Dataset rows
########################################

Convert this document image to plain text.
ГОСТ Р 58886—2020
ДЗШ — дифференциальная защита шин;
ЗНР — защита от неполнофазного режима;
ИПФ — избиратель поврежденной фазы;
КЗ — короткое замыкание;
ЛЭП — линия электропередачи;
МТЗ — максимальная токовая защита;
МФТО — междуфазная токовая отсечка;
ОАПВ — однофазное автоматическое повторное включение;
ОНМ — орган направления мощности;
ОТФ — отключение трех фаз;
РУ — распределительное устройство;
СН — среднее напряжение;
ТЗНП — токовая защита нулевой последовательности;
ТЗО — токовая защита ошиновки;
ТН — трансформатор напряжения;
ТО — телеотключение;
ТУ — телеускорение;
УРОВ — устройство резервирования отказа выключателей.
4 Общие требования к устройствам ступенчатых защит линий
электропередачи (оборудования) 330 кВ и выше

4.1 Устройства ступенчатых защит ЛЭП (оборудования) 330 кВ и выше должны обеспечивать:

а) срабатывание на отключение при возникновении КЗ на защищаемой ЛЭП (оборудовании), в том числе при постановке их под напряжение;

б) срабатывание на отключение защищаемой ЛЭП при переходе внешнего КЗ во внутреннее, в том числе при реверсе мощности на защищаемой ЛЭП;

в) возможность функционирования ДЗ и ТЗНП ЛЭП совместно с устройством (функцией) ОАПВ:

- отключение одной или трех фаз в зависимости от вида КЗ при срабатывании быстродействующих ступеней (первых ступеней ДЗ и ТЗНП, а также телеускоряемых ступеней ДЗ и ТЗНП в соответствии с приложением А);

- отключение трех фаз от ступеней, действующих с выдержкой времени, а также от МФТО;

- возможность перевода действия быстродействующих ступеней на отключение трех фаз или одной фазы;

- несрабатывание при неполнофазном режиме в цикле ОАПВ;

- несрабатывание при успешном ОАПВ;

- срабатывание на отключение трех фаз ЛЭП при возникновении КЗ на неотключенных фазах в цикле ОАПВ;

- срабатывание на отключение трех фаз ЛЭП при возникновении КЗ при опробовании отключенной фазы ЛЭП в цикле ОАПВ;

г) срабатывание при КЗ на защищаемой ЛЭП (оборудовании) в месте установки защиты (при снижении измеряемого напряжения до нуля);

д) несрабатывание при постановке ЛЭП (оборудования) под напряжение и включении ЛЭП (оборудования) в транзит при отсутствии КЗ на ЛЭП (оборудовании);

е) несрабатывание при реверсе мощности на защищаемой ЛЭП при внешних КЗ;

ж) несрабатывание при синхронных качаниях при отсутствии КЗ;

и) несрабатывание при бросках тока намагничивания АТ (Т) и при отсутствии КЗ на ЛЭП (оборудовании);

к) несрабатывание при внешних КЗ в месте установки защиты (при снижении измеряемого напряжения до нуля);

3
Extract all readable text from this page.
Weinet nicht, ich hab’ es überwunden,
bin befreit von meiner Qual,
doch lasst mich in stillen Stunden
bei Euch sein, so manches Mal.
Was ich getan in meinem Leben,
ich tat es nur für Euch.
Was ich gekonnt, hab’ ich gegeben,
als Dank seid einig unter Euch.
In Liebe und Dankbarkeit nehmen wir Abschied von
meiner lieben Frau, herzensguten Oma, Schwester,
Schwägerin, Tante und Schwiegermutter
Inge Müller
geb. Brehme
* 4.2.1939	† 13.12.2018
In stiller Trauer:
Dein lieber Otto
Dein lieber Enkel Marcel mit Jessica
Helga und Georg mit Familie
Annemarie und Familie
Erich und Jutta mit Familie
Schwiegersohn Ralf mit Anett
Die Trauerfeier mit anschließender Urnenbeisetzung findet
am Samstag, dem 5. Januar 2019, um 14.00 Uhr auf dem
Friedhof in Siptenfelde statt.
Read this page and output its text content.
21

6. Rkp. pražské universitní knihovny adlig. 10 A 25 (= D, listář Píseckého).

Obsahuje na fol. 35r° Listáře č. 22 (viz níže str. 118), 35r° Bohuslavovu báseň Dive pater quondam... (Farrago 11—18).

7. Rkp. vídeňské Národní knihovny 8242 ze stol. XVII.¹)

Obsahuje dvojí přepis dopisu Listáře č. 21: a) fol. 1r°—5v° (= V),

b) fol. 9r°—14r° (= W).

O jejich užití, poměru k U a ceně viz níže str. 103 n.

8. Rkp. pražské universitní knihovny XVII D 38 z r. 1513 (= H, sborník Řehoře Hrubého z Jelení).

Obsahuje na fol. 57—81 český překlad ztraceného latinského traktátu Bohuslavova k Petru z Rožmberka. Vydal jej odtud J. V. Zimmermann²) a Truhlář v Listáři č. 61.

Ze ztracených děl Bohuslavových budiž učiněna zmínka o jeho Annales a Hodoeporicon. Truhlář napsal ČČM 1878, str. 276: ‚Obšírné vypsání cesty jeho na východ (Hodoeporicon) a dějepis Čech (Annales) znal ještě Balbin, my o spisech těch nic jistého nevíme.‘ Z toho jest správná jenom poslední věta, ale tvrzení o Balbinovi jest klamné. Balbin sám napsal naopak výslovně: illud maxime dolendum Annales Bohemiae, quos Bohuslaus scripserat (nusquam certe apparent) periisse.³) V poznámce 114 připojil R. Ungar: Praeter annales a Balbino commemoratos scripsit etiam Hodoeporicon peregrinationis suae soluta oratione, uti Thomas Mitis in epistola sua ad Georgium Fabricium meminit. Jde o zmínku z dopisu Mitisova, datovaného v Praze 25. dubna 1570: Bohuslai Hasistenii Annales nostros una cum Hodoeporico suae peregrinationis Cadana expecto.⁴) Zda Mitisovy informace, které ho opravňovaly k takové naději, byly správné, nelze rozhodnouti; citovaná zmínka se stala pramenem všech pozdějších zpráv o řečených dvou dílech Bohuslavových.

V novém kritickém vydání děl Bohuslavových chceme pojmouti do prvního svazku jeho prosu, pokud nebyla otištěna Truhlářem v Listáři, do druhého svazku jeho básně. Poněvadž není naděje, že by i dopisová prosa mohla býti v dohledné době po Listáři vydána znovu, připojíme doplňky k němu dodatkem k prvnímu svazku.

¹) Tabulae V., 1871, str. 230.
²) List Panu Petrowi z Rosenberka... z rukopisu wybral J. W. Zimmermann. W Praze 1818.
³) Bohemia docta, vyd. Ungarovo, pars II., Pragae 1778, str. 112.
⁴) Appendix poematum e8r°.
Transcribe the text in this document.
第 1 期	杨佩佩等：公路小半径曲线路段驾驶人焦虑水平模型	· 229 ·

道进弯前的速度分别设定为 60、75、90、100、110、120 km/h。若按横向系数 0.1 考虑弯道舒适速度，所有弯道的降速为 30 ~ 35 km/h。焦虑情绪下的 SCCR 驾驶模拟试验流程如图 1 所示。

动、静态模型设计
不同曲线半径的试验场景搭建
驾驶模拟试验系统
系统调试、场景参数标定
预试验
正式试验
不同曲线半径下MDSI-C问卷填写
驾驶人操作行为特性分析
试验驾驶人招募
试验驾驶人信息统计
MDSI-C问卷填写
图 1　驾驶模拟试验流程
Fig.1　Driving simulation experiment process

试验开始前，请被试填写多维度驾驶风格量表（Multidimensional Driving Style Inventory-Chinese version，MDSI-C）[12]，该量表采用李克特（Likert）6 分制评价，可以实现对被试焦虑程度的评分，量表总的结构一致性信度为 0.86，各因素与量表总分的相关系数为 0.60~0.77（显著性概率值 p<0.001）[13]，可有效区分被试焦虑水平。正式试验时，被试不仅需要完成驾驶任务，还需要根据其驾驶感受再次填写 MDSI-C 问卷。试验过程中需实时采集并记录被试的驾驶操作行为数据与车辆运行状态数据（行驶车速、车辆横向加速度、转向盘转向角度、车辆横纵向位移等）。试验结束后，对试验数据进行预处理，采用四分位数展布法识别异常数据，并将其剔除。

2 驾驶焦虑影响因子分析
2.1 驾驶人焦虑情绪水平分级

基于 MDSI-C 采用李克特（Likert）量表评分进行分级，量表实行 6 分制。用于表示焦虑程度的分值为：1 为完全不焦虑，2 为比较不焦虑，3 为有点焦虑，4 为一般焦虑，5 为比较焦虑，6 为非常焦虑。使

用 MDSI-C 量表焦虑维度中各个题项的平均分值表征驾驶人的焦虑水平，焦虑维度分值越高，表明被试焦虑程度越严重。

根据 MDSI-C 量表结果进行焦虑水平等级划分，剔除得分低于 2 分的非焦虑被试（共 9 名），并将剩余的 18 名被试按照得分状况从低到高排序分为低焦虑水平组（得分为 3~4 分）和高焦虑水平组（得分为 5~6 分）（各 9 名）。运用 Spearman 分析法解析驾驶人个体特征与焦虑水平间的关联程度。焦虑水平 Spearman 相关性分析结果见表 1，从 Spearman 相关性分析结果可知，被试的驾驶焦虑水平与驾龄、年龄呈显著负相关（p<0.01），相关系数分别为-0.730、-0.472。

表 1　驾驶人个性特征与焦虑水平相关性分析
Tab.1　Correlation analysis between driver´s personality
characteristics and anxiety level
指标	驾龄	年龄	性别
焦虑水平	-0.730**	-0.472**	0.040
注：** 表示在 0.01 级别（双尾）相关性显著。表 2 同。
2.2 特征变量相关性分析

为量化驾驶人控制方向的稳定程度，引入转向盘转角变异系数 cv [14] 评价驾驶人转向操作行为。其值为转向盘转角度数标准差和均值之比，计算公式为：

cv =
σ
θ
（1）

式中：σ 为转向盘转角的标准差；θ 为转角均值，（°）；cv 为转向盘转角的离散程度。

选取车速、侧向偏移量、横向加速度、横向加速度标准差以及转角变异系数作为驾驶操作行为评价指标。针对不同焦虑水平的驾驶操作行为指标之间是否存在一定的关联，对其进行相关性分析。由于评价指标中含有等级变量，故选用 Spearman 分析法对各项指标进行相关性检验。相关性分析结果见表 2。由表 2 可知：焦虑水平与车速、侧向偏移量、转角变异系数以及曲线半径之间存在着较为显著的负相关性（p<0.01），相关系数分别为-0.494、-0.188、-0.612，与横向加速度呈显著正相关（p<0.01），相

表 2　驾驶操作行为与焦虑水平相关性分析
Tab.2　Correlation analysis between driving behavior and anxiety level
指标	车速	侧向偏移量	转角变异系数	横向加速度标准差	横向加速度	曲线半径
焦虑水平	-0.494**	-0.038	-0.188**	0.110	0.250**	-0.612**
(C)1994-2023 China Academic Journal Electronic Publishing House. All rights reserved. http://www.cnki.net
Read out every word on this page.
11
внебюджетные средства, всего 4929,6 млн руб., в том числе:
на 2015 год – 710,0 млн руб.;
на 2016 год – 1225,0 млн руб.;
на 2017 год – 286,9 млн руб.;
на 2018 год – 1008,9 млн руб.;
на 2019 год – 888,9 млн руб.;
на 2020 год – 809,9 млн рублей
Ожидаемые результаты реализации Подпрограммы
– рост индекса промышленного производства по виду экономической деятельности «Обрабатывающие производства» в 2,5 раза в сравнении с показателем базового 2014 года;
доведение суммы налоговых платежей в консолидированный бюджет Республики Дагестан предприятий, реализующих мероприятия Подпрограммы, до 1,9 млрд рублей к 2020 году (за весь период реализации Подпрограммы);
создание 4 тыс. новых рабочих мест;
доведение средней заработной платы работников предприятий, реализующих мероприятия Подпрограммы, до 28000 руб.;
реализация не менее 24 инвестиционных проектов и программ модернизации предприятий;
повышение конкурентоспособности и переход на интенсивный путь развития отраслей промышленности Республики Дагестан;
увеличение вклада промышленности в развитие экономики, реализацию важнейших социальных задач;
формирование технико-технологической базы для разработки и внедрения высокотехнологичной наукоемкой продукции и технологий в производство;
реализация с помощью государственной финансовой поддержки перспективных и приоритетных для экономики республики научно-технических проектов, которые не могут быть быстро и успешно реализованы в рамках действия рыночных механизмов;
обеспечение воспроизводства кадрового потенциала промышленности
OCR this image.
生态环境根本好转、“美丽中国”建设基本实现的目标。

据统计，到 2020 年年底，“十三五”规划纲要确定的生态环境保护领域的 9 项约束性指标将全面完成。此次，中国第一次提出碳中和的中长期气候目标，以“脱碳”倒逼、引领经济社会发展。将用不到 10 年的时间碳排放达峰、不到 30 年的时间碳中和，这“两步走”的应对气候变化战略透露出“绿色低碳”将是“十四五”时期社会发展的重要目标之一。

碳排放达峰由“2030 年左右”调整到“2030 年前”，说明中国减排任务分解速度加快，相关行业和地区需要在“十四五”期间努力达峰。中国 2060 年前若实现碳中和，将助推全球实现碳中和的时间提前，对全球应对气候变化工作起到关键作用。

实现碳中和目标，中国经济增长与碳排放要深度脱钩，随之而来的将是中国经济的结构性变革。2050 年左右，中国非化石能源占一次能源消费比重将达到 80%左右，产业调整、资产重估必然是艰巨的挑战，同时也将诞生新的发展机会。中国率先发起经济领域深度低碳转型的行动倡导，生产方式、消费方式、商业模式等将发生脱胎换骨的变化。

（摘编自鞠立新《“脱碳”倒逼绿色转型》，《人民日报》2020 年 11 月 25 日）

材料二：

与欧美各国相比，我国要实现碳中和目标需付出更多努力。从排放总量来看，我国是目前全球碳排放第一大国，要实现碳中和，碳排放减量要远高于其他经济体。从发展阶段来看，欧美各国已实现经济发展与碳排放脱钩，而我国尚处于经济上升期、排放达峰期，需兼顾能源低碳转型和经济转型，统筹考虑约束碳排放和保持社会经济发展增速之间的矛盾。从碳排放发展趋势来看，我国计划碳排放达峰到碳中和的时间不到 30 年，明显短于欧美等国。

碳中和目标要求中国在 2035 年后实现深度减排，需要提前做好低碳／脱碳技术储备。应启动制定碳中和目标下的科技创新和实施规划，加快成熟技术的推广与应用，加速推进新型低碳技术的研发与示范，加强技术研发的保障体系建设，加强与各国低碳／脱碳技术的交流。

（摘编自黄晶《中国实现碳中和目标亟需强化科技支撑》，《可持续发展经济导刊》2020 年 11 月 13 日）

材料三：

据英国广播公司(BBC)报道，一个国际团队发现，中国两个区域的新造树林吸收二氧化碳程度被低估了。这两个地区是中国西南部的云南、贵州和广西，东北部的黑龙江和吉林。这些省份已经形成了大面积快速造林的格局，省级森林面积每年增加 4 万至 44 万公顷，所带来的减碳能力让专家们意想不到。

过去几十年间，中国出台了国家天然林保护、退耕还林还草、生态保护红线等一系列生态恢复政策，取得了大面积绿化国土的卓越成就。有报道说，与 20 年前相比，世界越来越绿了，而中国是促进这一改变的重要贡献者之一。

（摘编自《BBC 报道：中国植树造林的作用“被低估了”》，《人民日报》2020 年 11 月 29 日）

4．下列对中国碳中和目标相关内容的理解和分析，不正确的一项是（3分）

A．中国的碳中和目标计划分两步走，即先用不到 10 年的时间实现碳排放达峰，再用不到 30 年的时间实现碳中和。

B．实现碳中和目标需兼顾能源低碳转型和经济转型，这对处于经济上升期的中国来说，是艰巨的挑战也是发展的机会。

########################################

> _DIRECTION_: From the line that contains "OCR this image." down to the last line of the listing above, repeat each line exactly, and include nothing else.

> _WORKED SOLUTION_:
OCR this image.
生态环境根本好转、“美丽中国”建设基本实现的目标。

据统计，到 2020 年年底，“十三五”规划纲要确定的生态环境保护领域的 9 项约束性指标将全面完成。此次，中国第一次提出碳中和的中长期气候目标，以“脱碳”倒逼、引领经济社会发展。将用不到 10 年的时间碳排放达峰、不到 30 年的时间碳中和，这“两步走”的应对气候变化战略透露出“绿色低碳”将是“十四五”时期社会发展的重要目标之一。

碳排放达峰由“2030 年左右”调整到“2030 年前”，说明中国减排任务分解速度加快，相关行业和地区需要在“十四五”期间努力达峰。中国 2060 年前若实现碳中和，将助推全球实现碳中和的时间提前，对全球应对气候变化工作起到关键作用。

实现碳中和目标，中国经济增长与碳排放要深度脱钩，随之而来的将是中国经济的结构性变革。2050 年左右，中国非化石能源占一次能源消费比重将达到 80%左右，产业调整、资产重估必然是艰巨的挑战，同时也将诞生新的发展机会。中国率先发起经济领域深度低碳转型的行动倡导，生产方式、消费方式、商业模式等将发生脱胎换骨的变化。

（摘编自鞠立新《“脱碳”倒逼绿色转型》，《人民日报》2020 年 11 月 25 日）

材料二：

与欧美各国相比，我国要实现碳中和目标需付出更多努力。从排放总量来看，我国是目前全球碳排放第一大国，要实现碳中和，碳排放减量要远高于其他经济体。从发展阶段来看，欧美各国已实现经济发展与碳排放脱钩，而我国尚处于经济上升期、排放达峰期，需兼顾能源低碳转型和经济转型，统筹考虑约束碳排放和保持社会经济发展增速之间的矛盾。从碳排放发展趋势来看，我国计划碳排放达峰到碳中和的时间不到 30 年，明显短于欧美等国。

碳中和目标要求中国在 2035 年后实现深度减排，需要提前做好低碳／脱碳技术储备。应启动制定碳中和目标下的科技创新和实施规划，加快成熟技术的推广与应用，加速推进新型低碳技术的研发与示范，加强技术研发的保障体系建设，加强与各国低碳／脱碳技术的交流。

（摘编自黄晶《中国实现碳中和目标亟需强化科技支撑》，《可持续发展经济导刊》2020 年 11 月 13 日）

材料三：

据英国广播公司(BBC)报道，一个国际团队发现，中国两个区域的新造树林吸收二氧化碳程度被低估了。这两个地区是中国西南部的云南、贵州和广西，东北部的黑龙江和吉林。这些省份已经形成了大面积快速造林的格局，省级森林面积每年增加 4 万至 44 万公顷，所带来的减碳能力让专家们意想不到。

过去几十年间，中国出台了国家天然林保护、退耕还林还草、生态保护红线等一系列生态恢复政策，取得了大面积绿化国土的卓越成就。有报道说，与 20 年前相比，世界越来越绿了，而中国是促进这一改变的重要贡献者之一。

（摘编自《BBC 报道：中国植树造林的作用“被低估了”》，《人民日报》2020 年 11 月 29 日）

4．下列对中国碳中和目标相关内容的理解和分析，不正确的一项是（3分）

A．中国的碳中和目标计划分两步走，即先用不到 10 年的时间实现碳排放达峰，再用不到 30 年的时间实现碳中和。

B．实现碳中和目标需兼顾能源低碳转型和经济转型，这对处于经济上升期的中国来说，是艰巨的挑战也是发展的机会。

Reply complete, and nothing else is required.